begin
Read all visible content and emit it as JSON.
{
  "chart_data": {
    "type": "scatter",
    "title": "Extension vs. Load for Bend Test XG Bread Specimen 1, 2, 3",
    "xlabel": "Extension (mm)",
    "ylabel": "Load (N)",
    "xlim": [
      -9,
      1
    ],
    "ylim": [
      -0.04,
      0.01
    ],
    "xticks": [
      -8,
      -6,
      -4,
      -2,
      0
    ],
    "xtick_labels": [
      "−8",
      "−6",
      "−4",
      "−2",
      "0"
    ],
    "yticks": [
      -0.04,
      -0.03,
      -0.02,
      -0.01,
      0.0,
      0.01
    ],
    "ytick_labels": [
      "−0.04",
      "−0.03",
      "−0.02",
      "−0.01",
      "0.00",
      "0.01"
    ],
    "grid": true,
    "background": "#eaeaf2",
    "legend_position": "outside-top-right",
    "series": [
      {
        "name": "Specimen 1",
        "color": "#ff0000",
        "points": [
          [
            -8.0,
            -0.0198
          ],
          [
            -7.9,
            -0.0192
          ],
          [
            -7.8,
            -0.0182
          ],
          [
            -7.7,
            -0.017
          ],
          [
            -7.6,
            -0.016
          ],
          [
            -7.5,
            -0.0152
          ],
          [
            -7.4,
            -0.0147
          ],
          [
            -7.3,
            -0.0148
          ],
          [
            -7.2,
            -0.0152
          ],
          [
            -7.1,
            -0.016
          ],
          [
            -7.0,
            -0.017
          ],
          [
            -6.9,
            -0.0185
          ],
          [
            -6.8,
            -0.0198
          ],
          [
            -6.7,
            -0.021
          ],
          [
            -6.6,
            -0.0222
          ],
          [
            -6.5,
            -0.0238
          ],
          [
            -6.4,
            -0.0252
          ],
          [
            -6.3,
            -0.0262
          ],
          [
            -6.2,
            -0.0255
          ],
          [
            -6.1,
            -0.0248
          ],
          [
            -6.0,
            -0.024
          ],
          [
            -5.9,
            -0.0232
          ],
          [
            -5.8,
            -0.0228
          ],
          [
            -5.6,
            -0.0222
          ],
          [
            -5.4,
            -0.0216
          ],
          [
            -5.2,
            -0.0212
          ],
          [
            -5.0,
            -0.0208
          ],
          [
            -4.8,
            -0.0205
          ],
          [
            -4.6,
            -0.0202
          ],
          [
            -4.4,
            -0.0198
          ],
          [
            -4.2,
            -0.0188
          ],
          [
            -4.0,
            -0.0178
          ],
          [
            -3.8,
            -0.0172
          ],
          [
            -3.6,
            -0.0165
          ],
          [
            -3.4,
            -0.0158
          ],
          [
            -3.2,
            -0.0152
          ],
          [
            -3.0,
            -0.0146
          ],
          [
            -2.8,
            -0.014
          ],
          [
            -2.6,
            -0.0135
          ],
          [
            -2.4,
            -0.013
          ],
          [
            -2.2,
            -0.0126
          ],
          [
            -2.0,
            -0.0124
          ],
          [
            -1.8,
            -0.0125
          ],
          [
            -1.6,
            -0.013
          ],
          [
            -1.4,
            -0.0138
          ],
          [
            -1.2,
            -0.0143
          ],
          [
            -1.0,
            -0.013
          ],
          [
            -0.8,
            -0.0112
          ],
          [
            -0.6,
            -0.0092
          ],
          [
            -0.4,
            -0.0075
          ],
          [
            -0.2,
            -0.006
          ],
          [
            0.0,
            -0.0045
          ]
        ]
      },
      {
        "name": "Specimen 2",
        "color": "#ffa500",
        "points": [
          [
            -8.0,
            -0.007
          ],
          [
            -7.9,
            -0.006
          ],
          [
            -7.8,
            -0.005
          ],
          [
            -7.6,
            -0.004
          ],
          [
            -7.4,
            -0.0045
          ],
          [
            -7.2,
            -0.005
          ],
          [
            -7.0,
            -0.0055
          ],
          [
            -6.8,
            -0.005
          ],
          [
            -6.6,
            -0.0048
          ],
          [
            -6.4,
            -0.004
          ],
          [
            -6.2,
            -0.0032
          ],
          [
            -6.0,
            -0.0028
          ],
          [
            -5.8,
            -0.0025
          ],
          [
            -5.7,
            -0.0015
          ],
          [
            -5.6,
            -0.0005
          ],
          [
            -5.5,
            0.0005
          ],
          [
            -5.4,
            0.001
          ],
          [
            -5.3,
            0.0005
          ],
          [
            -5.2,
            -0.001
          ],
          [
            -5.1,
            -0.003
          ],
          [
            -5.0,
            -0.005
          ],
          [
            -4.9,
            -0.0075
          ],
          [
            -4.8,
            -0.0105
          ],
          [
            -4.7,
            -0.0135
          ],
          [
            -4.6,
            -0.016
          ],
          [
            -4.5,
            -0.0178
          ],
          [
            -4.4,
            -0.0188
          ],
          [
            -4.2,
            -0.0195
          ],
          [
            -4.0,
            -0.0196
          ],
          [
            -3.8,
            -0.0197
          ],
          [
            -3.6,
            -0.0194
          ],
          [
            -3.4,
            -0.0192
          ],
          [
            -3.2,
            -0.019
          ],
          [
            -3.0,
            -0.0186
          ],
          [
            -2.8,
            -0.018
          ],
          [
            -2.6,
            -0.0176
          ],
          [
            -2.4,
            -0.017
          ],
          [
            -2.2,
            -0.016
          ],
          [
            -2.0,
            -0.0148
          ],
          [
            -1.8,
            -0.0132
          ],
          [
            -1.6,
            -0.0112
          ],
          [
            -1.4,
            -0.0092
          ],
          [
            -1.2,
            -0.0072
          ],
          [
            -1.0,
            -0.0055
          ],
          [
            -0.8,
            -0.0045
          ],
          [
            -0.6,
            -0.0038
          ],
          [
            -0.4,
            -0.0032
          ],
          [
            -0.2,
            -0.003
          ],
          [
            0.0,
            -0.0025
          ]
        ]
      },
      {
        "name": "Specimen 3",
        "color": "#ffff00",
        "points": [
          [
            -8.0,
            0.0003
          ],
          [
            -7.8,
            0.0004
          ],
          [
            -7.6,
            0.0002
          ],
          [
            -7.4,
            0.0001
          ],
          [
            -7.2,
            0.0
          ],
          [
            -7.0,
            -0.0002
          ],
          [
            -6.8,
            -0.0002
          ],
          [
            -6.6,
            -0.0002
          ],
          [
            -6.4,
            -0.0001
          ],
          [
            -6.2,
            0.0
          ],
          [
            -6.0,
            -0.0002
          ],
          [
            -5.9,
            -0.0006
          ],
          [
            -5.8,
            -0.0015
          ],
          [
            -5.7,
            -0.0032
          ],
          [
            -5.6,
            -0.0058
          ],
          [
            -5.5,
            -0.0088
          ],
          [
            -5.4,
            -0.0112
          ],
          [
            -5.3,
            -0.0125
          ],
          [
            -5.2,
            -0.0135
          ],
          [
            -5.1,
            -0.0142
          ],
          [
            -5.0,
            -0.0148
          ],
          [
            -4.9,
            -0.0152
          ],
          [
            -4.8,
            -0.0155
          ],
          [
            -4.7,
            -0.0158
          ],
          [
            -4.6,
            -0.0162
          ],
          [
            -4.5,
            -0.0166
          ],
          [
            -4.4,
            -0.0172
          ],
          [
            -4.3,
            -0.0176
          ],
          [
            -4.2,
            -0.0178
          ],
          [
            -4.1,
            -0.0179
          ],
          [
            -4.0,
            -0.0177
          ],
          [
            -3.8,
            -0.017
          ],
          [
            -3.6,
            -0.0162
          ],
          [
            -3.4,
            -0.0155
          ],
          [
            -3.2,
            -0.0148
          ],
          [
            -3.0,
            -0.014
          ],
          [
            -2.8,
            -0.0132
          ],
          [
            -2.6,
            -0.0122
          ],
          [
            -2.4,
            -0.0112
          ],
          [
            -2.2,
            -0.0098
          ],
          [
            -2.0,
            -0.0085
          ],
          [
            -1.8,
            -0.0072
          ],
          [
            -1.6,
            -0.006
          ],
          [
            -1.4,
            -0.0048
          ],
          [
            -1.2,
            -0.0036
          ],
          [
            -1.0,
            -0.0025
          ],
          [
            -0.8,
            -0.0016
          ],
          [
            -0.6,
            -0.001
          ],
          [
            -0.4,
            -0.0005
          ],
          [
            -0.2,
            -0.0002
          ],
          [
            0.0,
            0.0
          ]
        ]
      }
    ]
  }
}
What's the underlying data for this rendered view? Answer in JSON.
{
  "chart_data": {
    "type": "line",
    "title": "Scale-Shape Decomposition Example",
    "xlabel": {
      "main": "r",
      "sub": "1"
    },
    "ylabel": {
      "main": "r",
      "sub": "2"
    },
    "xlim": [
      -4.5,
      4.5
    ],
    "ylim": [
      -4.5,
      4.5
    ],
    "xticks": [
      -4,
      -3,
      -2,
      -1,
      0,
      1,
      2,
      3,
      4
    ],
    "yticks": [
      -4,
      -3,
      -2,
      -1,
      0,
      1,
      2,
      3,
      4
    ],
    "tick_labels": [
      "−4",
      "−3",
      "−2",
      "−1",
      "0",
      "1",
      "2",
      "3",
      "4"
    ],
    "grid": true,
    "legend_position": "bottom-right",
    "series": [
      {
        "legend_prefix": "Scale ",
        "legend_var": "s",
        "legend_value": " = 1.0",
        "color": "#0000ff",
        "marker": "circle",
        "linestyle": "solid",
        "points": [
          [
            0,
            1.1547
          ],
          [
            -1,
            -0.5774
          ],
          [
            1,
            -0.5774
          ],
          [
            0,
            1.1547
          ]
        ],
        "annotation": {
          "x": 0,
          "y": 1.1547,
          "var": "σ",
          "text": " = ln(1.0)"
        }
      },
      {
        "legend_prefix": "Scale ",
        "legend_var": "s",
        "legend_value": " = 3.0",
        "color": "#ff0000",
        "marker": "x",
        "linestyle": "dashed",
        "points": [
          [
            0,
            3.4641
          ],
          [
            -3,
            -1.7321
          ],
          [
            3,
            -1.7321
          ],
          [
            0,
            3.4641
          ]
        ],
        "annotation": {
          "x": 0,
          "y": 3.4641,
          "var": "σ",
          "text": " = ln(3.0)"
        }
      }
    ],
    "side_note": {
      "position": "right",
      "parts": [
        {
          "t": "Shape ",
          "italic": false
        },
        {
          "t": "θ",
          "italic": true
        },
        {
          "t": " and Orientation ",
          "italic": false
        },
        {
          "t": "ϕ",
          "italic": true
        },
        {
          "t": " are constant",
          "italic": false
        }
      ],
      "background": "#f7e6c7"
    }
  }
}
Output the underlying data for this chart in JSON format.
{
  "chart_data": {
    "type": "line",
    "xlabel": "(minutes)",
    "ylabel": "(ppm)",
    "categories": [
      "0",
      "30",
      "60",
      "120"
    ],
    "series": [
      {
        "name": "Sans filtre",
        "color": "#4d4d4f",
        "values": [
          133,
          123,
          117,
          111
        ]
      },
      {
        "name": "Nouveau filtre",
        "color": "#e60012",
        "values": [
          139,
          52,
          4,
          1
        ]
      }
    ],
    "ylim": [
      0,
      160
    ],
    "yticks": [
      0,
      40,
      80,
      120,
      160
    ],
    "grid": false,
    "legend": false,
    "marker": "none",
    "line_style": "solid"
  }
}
end
Give back exactly the lines beginning at the one with "Output the underlying" and ending at the final line of the material; both boundary lines belong in it.

▶ [REPLY TO THE EXERCISE]
Output the underlying data for this chart in JSON format.
{
  "chart_data": {
    "type": "line",
    "xlabel": "(minutes)",
    "ylabel": "(ppm)",
    "categories": [
      "0",
      "30",
      "60",
      "120"
    ],
    "series": [
      {
        "name": "Sans filtre",
        "color": "#4d4d4f",
        "values": [
          133,
          123,
          117,
          111
        ]
      },
      {
        "name": "Nouveau filtre",
        "color": "#e60012",
        "values": [
          139,
          52,
          4,
          1
        ]
      }
    ],
    "ylim": [
      0,
      160
    ],
    "yticks": [
      0,
      40,
      80,
      120,
      160
    ],
    "grid": false,
    "legend": false,
    "marker": "none",
    "line_style": "solid"
  }
}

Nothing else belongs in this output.